> [EXERCISE DESCRIPTION] Copy each line of the data below with the word "What".

> [RECORDS SUPPLIED]
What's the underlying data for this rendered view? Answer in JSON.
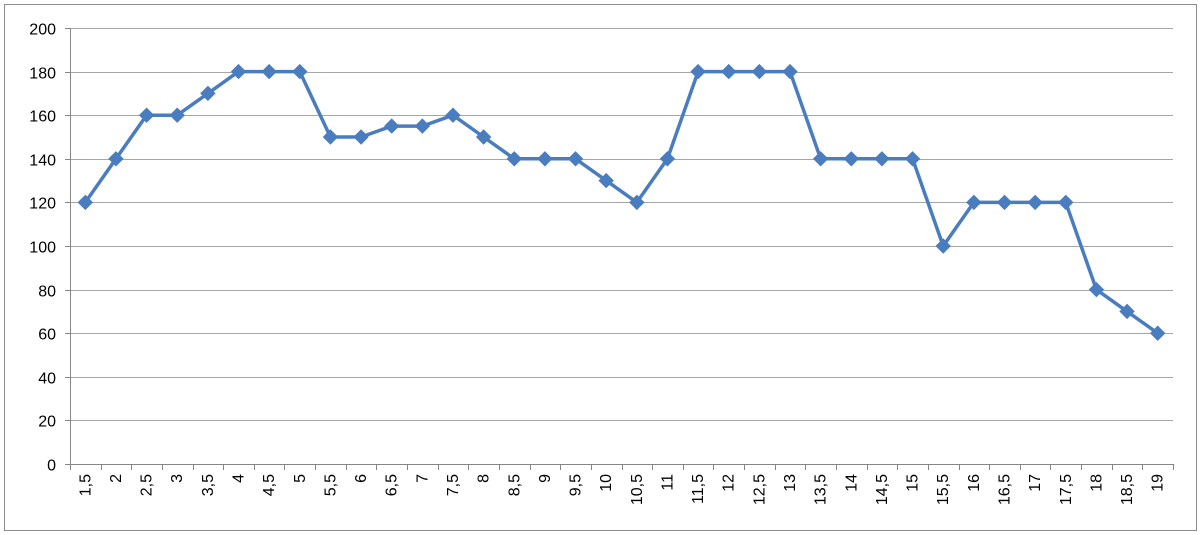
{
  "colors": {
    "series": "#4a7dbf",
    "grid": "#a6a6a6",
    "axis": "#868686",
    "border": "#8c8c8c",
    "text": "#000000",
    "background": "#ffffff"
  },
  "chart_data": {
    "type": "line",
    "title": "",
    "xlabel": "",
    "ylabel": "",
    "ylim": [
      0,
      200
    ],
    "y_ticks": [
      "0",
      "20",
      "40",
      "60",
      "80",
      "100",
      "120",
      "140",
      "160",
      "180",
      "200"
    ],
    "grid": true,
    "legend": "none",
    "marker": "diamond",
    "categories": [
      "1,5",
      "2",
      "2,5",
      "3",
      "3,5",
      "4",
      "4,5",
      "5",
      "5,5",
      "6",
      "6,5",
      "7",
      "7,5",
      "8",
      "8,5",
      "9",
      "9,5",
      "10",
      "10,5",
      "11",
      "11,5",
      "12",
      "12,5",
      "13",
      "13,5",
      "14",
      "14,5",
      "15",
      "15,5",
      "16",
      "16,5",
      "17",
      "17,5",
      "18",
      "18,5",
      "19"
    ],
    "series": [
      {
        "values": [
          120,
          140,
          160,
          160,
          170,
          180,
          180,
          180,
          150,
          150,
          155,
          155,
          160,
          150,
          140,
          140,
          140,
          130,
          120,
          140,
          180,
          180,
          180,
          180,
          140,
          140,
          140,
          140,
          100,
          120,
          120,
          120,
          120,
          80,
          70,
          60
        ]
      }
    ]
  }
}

...

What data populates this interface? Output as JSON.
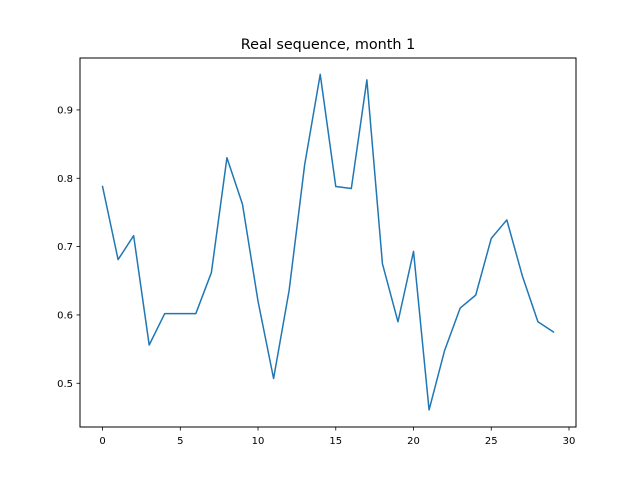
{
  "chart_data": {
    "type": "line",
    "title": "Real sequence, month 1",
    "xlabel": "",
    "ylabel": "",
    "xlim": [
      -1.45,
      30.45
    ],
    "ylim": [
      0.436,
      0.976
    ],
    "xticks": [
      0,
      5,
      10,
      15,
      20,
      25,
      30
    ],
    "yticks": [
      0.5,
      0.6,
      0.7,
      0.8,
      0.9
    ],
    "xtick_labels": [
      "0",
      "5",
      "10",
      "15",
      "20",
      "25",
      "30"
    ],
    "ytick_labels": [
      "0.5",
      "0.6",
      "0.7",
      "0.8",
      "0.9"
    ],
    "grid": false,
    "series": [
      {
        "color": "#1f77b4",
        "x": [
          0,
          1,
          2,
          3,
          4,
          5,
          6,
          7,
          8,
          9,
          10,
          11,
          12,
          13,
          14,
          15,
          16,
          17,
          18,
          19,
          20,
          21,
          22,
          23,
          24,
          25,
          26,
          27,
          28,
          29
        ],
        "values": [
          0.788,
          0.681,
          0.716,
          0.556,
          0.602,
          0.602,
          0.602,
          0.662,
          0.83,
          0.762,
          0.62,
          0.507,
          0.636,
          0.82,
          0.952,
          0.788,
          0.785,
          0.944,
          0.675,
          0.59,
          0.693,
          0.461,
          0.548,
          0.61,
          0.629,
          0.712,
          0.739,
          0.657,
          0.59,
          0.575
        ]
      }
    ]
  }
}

> [SOLUTION FOR THIS TASK]
What's the underlying data for this rendered view? Answer in JSON.
What data populates this interface? Output as JSON.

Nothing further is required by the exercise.